◆ **Aim**:
Lines holding the string "image" are the ones to copy from this listing.

Dataset items:
══════════════════════════════

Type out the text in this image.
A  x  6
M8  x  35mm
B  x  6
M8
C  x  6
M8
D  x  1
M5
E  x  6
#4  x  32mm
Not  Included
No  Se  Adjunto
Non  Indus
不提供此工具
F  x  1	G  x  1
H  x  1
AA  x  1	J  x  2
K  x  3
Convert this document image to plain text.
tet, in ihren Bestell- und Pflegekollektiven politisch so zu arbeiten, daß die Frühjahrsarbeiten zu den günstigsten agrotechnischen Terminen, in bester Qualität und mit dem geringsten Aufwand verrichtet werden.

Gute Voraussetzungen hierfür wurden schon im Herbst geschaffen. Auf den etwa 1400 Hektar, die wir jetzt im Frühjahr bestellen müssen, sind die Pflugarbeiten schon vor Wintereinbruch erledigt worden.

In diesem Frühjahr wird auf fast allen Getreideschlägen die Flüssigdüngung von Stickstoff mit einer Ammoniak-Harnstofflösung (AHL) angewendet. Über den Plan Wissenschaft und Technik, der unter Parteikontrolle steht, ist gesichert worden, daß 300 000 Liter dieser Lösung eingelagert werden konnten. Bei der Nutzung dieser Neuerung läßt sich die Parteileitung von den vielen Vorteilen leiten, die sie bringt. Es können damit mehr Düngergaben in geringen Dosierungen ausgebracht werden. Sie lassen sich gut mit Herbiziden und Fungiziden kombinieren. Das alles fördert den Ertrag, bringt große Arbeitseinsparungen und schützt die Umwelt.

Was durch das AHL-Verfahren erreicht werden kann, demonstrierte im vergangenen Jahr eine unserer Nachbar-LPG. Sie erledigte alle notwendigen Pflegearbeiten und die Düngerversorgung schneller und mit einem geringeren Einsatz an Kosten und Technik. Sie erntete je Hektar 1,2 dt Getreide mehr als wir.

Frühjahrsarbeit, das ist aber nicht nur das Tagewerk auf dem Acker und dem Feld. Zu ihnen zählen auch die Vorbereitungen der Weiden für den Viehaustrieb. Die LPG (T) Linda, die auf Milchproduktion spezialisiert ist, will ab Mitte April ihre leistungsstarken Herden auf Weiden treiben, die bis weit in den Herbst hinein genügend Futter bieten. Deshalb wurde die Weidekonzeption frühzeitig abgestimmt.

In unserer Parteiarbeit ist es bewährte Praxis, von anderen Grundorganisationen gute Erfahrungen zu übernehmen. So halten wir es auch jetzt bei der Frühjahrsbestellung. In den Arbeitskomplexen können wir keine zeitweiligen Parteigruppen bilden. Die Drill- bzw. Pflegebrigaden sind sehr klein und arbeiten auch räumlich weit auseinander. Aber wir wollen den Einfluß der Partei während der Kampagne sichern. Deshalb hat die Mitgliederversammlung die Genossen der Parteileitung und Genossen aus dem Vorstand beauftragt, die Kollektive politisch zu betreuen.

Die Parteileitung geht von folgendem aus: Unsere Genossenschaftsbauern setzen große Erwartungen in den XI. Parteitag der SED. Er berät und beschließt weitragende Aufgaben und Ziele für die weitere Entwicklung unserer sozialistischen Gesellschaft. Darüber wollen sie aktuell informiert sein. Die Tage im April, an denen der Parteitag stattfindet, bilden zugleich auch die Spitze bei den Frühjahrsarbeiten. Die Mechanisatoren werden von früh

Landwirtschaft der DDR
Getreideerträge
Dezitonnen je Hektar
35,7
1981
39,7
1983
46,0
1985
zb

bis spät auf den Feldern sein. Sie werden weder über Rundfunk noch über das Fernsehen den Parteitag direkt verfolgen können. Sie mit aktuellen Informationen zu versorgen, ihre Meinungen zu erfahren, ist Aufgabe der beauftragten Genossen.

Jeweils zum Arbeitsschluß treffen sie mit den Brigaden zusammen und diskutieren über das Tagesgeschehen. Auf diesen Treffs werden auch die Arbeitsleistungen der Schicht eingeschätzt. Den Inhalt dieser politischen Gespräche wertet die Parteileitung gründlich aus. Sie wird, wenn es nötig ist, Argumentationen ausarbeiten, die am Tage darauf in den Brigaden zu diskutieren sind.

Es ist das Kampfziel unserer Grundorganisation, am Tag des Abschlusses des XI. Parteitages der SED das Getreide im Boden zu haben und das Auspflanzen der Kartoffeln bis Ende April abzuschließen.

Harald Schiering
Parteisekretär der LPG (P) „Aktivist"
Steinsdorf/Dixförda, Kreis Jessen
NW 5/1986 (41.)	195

══════════════════════════════

◆ **Solved exercise**:
Type out the text in this image.
Convert this document image to plain text.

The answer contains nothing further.